Copy every line of the following data that includes the string "picture".

Start of Record set

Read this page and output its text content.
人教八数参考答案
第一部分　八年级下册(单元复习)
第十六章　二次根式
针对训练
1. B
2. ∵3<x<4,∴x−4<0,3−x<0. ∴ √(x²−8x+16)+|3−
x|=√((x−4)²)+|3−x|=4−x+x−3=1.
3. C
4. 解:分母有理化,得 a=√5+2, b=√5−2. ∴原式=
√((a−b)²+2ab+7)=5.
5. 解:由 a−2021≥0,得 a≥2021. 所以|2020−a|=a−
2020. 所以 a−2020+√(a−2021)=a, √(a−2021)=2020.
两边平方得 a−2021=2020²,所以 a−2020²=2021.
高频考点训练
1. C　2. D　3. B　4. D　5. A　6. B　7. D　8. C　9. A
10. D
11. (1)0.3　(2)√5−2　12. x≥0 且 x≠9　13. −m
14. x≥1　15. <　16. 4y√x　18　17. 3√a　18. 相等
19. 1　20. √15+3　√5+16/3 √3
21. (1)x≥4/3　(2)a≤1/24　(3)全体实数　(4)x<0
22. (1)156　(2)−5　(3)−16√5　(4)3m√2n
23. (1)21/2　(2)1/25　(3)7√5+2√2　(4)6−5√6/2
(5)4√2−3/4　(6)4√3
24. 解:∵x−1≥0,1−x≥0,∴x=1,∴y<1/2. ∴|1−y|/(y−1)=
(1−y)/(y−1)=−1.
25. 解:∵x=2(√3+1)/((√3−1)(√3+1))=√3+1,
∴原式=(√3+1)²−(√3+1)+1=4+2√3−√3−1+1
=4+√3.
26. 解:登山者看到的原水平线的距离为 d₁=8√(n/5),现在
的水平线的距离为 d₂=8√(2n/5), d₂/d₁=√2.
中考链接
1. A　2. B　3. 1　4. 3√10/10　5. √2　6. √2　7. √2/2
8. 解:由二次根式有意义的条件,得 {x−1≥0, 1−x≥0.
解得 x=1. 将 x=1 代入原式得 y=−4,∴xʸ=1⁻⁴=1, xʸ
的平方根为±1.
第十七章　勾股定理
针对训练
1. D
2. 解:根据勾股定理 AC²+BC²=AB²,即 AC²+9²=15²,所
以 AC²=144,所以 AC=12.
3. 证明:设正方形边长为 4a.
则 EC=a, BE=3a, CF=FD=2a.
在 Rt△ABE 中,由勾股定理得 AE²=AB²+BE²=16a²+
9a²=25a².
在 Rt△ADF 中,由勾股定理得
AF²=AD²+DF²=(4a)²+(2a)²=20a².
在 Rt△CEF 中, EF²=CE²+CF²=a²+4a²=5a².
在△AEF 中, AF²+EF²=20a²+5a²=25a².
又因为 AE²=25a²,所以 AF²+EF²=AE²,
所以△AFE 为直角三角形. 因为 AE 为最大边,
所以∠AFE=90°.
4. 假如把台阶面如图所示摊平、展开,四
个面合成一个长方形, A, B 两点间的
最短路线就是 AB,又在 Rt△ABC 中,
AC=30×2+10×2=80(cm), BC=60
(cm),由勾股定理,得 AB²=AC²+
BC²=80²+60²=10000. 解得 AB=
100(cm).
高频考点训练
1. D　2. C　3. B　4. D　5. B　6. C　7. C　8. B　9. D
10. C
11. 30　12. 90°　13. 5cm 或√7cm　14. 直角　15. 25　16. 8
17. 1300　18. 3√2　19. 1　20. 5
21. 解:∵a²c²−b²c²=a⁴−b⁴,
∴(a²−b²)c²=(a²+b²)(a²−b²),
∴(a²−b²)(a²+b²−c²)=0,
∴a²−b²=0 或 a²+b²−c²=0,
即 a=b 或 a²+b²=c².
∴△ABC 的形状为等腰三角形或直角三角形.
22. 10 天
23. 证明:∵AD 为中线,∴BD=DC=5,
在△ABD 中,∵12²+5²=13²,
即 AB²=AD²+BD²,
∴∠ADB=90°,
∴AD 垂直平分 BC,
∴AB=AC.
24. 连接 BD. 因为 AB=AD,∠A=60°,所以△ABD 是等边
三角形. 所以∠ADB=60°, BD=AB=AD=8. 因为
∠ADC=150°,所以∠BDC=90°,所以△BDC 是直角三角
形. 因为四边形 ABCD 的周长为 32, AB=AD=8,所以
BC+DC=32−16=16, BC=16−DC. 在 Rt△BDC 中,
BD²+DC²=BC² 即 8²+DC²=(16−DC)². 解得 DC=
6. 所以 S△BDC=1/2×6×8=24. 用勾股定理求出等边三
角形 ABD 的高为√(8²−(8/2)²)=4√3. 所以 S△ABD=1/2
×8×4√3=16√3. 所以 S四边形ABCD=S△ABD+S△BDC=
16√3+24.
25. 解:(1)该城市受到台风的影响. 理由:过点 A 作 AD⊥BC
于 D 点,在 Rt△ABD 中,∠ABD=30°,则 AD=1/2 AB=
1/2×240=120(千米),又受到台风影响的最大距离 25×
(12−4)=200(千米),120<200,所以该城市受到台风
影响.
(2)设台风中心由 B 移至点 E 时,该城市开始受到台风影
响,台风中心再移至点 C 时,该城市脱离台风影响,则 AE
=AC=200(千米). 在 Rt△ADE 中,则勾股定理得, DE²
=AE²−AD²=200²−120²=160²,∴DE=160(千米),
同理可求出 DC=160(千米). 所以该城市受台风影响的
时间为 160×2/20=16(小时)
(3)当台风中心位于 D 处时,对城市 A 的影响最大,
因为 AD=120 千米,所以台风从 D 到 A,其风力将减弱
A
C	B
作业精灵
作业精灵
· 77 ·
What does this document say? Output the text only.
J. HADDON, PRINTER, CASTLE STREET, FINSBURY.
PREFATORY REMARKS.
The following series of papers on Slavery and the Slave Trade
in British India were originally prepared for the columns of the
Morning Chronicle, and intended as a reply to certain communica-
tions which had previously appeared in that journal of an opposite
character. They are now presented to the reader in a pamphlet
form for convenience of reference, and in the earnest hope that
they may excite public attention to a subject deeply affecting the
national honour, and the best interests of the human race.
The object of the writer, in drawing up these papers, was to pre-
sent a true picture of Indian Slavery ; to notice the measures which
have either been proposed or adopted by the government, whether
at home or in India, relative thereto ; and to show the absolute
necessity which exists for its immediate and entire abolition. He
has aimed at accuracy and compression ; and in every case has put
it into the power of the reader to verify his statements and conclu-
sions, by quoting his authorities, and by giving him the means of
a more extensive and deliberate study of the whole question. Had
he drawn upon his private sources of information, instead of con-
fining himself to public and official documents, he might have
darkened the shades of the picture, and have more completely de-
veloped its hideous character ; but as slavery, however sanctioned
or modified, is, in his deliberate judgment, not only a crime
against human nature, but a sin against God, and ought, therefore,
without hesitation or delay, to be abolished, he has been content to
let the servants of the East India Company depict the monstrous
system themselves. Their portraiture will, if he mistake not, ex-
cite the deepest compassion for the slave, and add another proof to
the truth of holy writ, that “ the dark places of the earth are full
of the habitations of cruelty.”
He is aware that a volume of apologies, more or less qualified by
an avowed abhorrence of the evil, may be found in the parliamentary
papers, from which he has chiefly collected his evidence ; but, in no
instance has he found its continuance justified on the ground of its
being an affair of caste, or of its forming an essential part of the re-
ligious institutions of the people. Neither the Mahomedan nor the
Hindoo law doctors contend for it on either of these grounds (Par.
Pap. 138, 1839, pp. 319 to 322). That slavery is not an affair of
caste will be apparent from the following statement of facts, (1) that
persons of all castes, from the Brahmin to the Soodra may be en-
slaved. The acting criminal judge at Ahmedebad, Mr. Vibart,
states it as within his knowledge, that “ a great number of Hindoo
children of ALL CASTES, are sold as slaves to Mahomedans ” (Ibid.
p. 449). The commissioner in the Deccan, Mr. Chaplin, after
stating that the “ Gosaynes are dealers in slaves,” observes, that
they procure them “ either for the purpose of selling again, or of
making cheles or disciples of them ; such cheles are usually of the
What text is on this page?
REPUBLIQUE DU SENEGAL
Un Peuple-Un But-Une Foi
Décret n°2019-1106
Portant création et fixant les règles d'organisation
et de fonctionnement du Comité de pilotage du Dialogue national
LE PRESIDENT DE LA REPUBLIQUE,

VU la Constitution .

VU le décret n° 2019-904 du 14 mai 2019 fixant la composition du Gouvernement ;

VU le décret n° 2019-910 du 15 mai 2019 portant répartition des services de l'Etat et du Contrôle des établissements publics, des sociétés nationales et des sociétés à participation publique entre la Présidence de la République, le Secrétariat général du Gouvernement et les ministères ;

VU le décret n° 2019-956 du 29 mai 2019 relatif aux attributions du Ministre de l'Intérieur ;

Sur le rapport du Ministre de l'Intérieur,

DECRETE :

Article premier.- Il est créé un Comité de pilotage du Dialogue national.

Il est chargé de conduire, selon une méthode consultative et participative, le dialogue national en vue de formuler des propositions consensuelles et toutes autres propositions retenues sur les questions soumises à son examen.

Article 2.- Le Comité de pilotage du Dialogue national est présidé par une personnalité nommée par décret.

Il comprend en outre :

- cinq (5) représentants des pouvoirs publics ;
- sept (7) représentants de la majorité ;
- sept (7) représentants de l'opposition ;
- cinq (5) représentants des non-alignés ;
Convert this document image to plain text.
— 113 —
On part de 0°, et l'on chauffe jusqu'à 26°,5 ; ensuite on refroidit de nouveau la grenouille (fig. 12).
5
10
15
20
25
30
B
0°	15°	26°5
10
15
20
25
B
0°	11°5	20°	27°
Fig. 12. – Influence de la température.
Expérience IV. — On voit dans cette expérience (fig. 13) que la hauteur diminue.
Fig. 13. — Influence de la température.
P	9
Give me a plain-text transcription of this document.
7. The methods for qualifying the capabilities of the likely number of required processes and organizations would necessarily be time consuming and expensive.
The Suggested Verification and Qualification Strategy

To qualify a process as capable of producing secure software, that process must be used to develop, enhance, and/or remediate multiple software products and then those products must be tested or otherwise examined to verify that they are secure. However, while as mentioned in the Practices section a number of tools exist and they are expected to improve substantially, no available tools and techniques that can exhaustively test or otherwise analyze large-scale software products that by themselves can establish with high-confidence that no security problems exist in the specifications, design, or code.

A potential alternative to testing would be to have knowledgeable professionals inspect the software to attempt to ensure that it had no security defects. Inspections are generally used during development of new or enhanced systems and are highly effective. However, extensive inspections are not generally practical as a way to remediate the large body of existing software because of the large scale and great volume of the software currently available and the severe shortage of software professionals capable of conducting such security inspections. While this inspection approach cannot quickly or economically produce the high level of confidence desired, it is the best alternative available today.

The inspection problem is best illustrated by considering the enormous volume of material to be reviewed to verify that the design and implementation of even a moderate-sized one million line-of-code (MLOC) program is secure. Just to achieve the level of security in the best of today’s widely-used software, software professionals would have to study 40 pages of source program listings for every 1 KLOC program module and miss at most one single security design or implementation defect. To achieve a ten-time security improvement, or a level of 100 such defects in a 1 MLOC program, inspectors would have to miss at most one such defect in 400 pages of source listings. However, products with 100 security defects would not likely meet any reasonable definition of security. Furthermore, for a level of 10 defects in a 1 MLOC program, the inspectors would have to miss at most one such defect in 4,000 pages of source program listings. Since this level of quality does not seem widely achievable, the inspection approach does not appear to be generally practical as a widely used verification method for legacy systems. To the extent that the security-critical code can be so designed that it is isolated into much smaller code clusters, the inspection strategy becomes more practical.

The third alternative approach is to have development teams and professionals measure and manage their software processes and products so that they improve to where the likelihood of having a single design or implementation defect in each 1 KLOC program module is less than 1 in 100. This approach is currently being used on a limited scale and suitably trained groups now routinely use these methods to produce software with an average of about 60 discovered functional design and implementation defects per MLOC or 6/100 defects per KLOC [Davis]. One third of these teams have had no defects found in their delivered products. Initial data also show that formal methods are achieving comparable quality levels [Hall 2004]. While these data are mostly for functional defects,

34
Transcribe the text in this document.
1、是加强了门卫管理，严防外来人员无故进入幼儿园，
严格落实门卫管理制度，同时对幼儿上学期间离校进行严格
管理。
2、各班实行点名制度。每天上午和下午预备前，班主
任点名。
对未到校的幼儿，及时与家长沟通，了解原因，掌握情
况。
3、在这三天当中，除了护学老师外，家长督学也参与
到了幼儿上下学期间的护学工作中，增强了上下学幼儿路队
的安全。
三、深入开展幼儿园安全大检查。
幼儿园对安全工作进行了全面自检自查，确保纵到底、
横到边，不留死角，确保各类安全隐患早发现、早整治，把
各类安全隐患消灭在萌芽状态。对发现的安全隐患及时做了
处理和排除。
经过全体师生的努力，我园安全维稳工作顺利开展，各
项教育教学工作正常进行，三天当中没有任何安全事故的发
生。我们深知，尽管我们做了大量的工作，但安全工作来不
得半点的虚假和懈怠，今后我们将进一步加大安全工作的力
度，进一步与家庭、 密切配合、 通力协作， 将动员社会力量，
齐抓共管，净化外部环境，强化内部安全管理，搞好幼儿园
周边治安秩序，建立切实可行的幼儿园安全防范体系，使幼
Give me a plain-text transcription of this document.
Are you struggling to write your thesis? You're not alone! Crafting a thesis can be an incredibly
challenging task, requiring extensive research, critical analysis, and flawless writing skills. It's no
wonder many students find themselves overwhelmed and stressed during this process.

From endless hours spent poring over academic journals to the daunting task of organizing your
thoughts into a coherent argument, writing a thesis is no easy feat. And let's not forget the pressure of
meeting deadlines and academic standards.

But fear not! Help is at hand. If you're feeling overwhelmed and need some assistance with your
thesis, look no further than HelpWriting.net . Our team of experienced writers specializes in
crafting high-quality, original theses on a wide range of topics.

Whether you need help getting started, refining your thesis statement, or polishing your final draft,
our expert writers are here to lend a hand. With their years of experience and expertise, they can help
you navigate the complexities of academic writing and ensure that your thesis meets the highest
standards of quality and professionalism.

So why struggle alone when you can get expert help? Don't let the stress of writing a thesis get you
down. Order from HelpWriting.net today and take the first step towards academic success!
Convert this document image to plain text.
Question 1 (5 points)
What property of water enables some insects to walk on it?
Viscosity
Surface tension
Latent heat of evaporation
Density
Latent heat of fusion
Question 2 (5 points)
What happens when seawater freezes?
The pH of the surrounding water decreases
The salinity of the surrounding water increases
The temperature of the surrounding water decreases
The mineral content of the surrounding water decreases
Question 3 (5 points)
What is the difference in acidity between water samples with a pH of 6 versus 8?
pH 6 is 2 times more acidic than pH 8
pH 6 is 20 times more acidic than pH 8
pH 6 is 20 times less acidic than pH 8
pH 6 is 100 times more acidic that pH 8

End of Record set

> **Answer to this problem**
sent a true picture of Indian Slavery ; to notice the measures which
darkened the shades of the picture, and have more completely de-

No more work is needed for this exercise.